#### Texte de la page

On peut cumuler ces plaisirs avec ceux de l’art en visitant la quatrième "Biennale de la peinture" organisée conjointement par le musée Dhondt-Dhaenens à Laethem-Saint-Martin, le musée Roger Raveel de Machelen (Zulte) et le musée de Deinze (musée de la Lys) sur le thème commun de "La touche du peintre". Trois musées à l’architecture contemporaine, et géographiquement proches. Il y a seulement 13 km entre eux trois, le long de la Lys. Visiter les trois musées le même jour est très aisé (c’est possible du mardi au dimanche) et revient à découvrir une riche et belle exposition de plus de 200 peintures superbes, contemporaines ou modernes.
Pour eux, le mot Biennale, ne signifie pas "artistes émergents", mais bien "coup de rétroviseur" sur la peinture de ces dernières années, essentiellement à travers leurs collections et celles des riches collectionneurs flamands. Mais avec aussi la découverte de jeunes talents (Jerry Galle, Ermias Kifleyesus).
Déjà à la bombe
On découvre à nouveau que ces "petits" musées peuvent programmer des expositions très riches. Ils rivalisent allègrement avec les grands musées. Et on se réjouit d’y voir cet art moderne et actuel qui existe si peu à Bruxelles sauf au Wiels et à Bozar.
Les trois musées y participent d’abord par souci de confronter leurs propres collections à l’art d’aujourd’hui. Le Dhondt-Dhaenens a une grande collection d’expressionnistes flamands (Laetem-Saint-Martin est à côté), le musée Raveel, comme son nom l’indique, est lié à l’artiste flamand mort récemment et le musée de Deinze a une belle collection d’artistes flamands du XXe siècle, d’Emile Claus à Fritz Van den Berghe ou Gustave Van Woestijne.
Chaque musée joue sur ses particularités. Joost Declercq au musée Dhondt-Dhaenens, profite de ses grandes salles lumineuses pour proposer des ensembles autour de quelques artistes. Cette année, il est parti de deux artistes de sa collection, Rik Wouters et Henri-Victor Wolvens. Le premier avec sa touche si légère qu’il laissait des espaces vierges sur la toile. Le second, au contraire, accumulant la peinture.
Autour d’eux, de beaux ensembles d’artistes actuels : Roy Lichtenstein "pixellisant" dans toutes les couleurs les meules de foin de Monet, de superbes grands tableaux de Philippe Vandenberg du début des années 2000 qu’on n’avait pas encore vus, un peintre norvégien Kjell Nupen, aux lumières magiques rappelant Munch, une variation sur le blanc de Robert Ryman, la redécouverte de Martin Barré, un Français qui peignait déjà à la bombe au début des années 60, les tableaux quasi abstraits de Koen van den Broek qui sont la condensation de sa perception du paysage urbain américain.
L’intérêt comme dans le reste de la Biennale est de découvrir l’infinité de manières de peindre et la liberté absolue du peintre.

########

Recopiez mot pour mot le passage du texte sur la Biennale de la peinture compris entre « Pour eux, le » et « Galle, Ermias Kifleyesus). », bornes incluses. Les lignes ne servent pas pour cet exercice.

#### Données fournies

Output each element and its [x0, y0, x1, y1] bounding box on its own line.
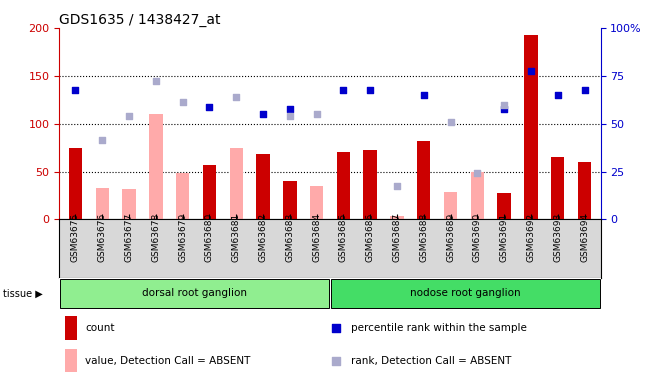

########

▶ Corrigé
Pour eux, le mot Biennale, ne signifie pas "artistes émergents", mais bien "coup de rétroviseur" sur la peinture de ces dernières années, essentiellement à travers leurs collections et celles des riches collectionneurs flamands. Mais avec aussi la découverte de jeunes talents (Jerry Galle, Ermias Kifleyesus).